■ Task instructions
Determine the number of lines holding the word "misère"; answer with that number only.
******************************
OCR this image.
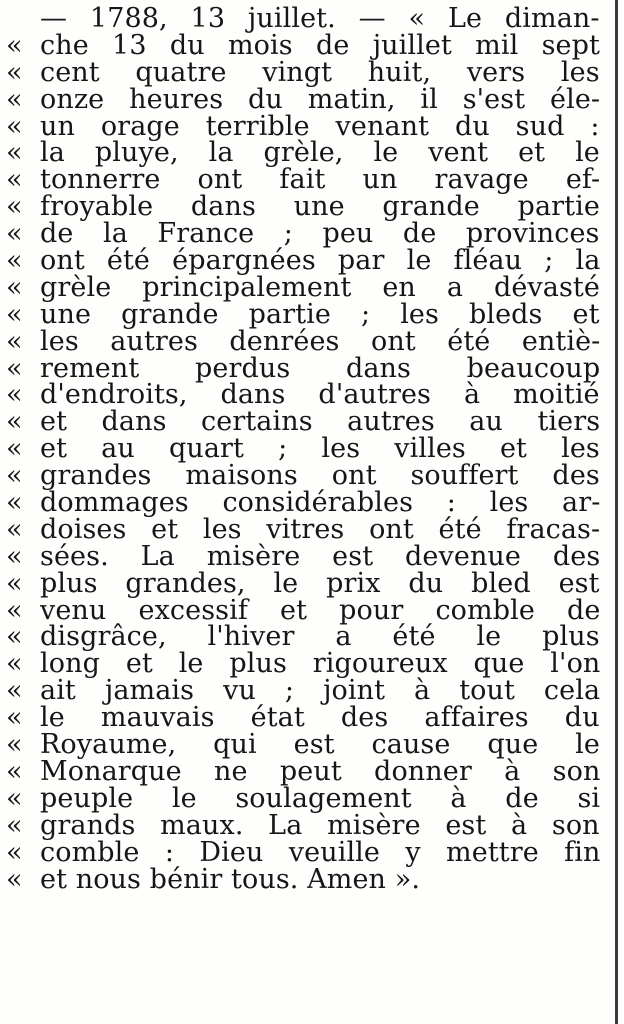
— 1788, 13 juillet. — « Le diman-
« che 13 du mois de juillet mil sept
« cent quatre vingt huit, vers les
« onze heures du matin, il s'est éle-
« un orage terrible venant du sud :
« la pluye, la grèle, le vent et le
« tonnerre ont fait un ravage ef-
« froyable dans une grande partie
« de la France ; peu de provinces
« ont été épargnées par le fléau ; la
« grèle principalement en a dévasté
« une grande partie ; les bleds et
« les autres denrées ont été entiè-
« rement perdus dans beaucoup
« d'endroits, dans d'autres à moitié
« et dans certains autres au tiers
« et au quart ; les villes et les
« grandes maisons ont souffert des
« dommages considérables : les ar-
« doises et les vitres ont été fracas-
« sées. La misère est devenue des
« plus grandes, le prix du bled est
« venu excessif et pour comble de
« disgrâce, l'hiver a été le plus
« long et le plus rigoureux que l'on
« ait jamais vu ; joint à tout cela
« le mauvais état des affaires du
« Royaume, qui est cause que le
« Monarque ne peut donner à son
« peuple le soulagement à de si
« grands maux. La misère est à son
« comble : Dieu veuille y mettre fin
« et nous bénir tous. Amen ».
******************************
■ Answer below
2